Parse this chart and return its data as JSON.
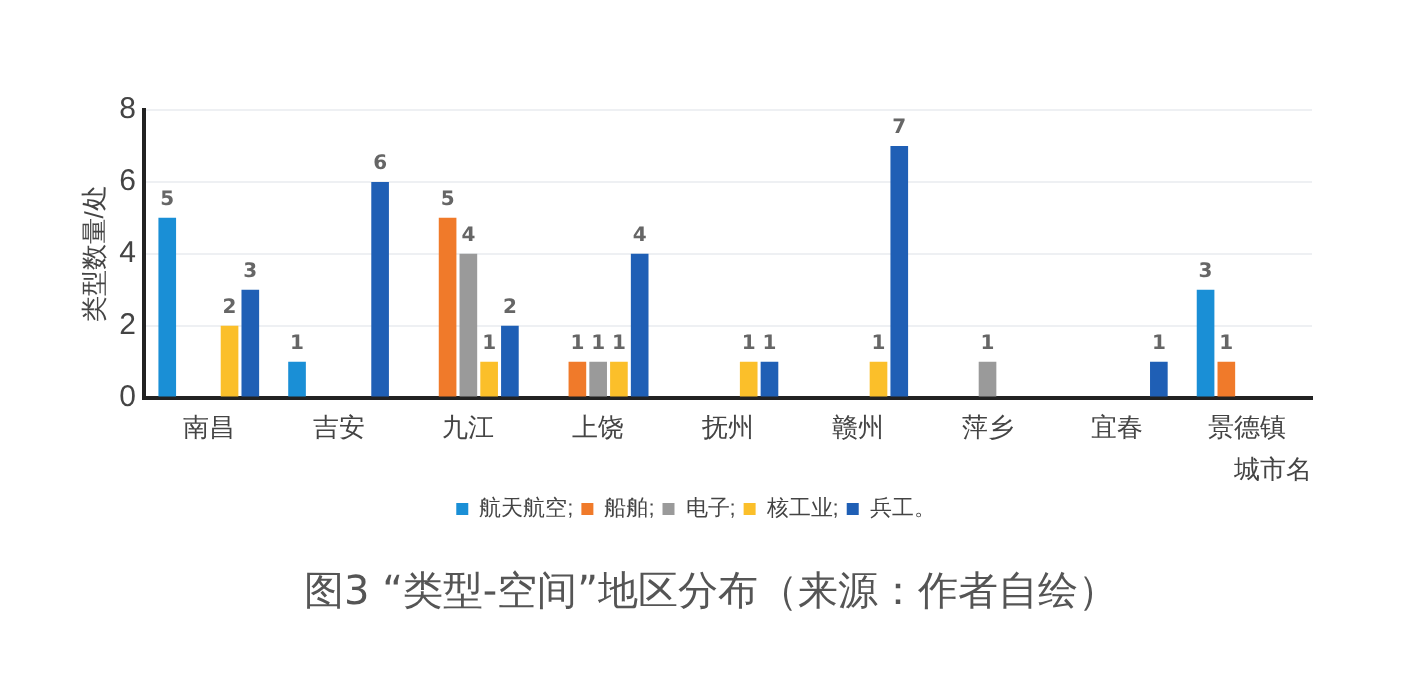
{
  "chart_data": {
    "type": "bar",
    "title": "图3 “类型-空间”地区分布（来源：作者自绘）",
    "xlabel": "城市名",
    "ylabel": "类型数量/处",
    "categories": [
      "南昌",
      "吉安",
      "九江",
      "上饶",
      "抚州",
      "赣州",
      "萍乡",
      "宜春",
      "景德镇"
    ],
    "series": [
      {
        "name": "航天航空;",
        "color": "#1a8fd6",
        "values": [
          5,
          1,
          null,
          null,
          null,
          null,
          null,
          null,
          3
        ],
        "value_labels": [
          "5",
          "1",
          null,
          null,
          null,
          null,
          null,
          null,
          "3"
        ]
      },
      {
        "name": "船舶;",
        "color": "#f07a2a",
        "values": [
          null,
          null,
          5,
          1,
          null,
          null,
          null,
          null,
          1
        ],
        "value_labels": [
          null,
          null,
          "5",
          "1",
          null,
          null,
          null,
          null,
          "1"
        ]
      },
      {
        "name": "电子;",
        "color": "#9a9a9a",
        "values": [
          null,
          null,
          4,
          1,
          null,
          null,
          1,
          null,
          null
        ],
        "value_labels": [
          null,
          null,
          "4",
          "1",
          null,
          null,
          "1",
          null,
          null
        ]
      },
      {
        "name": "核工业;",
        "color": "#fbbf2a",
        "values": [
          2,
          null,
          1,
          1,
          1,
          1,
          null,
          null,
          null
        ],
        "value_labels": [
          "2",
          null,
          "1",
          "1",
          "1",
          "1",
          null,
          null,
          null
        ]
      },
      {
        "name": "兵工。",
        "color": "#1f5fb5",
        "values": [
          3,
          6,
          2,
          4,
          1,
          7,
          null,
          1,
          null
        ],
        "value_labels": [
          "3",
          "6",
          "2",
          "4",
          "1",
          "7",
          null,
          "1",
          null
        ]
      }
    ],
    "ylim": [
      0,
      8
    ],
    "yticks": [
      0,
      2,
      4,
      6,
      8
    ],
    "grid": "y",
    "legend": "bottom"
  }
}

......

Identify the lines of the data that contain the word "name". Copy each of them.

        "name": "航天航空;",
        "name": "船舶;",
        "name": "电子;",
        "name": "核工业;",
        "name": "兵工。",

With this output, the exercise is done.